## Start Stored rows

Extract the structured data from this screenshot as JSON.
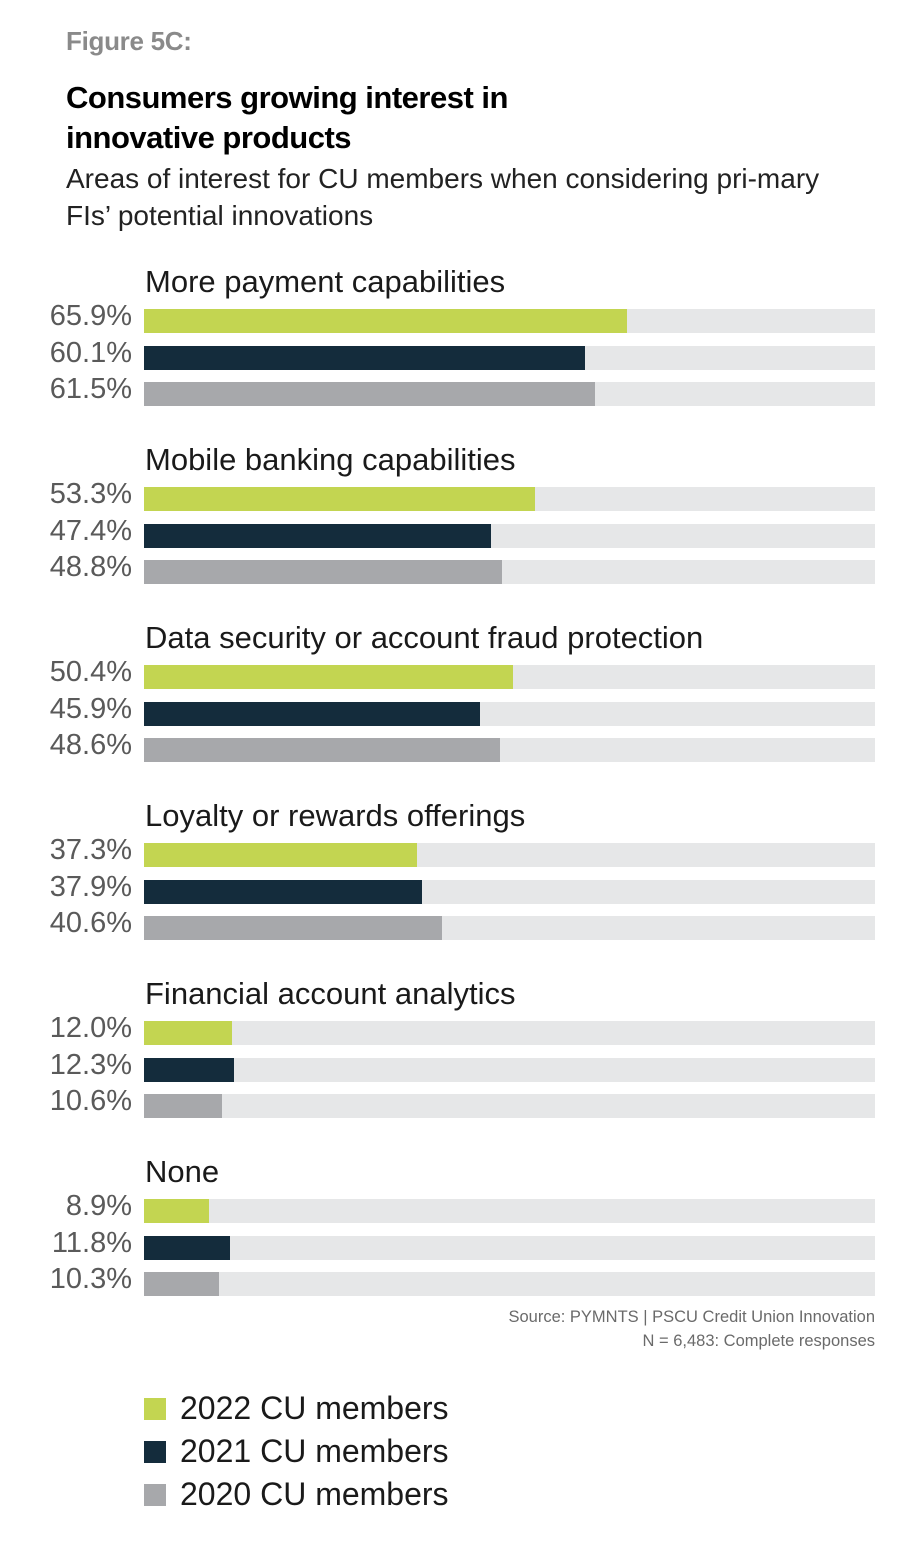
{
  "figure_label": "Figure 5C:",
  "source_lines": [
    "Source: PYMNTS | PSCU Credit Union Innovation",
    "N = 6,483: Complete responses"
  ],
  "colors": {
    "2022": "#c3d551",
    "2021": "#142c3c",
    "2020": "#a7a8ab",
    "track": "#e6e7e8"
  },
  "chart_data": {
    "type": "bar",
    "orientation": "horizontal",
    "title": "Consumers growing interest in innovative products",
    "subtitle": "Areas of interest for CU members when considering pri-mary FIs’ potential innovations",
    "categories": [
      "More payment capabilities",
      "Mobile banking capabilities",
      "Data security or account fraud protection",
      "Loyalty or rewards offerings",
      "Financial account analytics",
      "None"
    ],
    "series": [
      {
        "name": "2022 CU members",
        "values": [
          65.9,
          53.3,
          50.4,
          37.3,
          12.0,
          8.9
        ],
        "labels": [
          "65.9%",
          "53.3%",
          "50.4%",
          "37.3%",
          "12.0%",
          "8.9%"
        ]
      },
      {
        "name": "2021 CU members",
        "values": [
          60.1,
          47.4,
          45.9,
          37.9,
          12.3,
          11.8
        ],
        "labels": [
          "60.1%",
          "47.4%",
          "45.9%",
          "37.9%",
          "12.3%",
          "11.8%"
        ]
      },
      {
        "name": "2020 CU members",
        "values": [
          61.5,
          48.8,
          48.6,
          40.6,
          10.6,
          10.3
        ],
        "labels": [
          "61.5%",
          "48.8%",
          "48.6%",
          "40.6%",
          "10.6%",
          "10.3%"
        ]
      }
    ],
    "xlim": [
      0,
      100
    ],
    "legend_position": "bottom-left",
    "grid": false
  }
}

## End Stored rows

## What to do
Transcribe every entry word for word, but omit the pictures.

## Task response
Extract the structured data from this screenshot as JSON.
{
  "figure_label": "Figure 5C:",
  "source_lines": [
    "Source: PYMNTS | PSCU Credit Union Innovation",
    "N = 6,483: Complete responses"
  ],
  "colors": {
    "2022": "#c3d551",
    "2021": "#142c3c",
    "2020": "#a7a8ab",
    "track": "#e6e7e8"
  },
  "chart_data": {
    "type": "bar",
    "orientation": "horizontal",
    "title": "Consumers growing interest in innovative products",
    "subtitle": "Areas of interest for CU members when considering pri-mary FIs’ potential innovations",
    "categories": [
      "More payment capabilities",
      "Mobile banking capabilities",
      "Data security or account fraud protection",
      "Loyalty or rewards offerings",
      "Financial account analytics",
      "None"
    ],
    "series": [
      {
        "name": "2022 CU members",
        "values": [
          65.9,
          53.3,
          50.4,
          37.3,
          12.0,
          8.9
        ],
        "labels": [
          "65.9%",
          "53.3%",
          "50.4%",
          "37.3%",
          "12.0%",
          "8.9%"
        ]
      },
      {
        "name": "2021 CU members",
        "values": [
          60.1,
          47.4,
          45.9,
          37.9,
          12.3,
          11.8
        ],
        "labels": [
          "60.1%",
          "47.4%",
          "45.9%",
          "37.9%",
          "12.3%",
          "11.8%"
        ]
      },
      {
        "name": "2020 CU members",
        "values": [
          61.5,
          48.8,
          48.6,
          40.6,
          10.6,
          10.3
        ],
        "labels": [
          "61.5%",
          "48.8%",
          "48.6%",
          "40.6%",
          "10.6%",
          "10.3%"
        ]
      }
    ],
    "xlim": [
      0,
      100
    ],
    "legend_position": "bottom-left",
    "grid": false
  }
}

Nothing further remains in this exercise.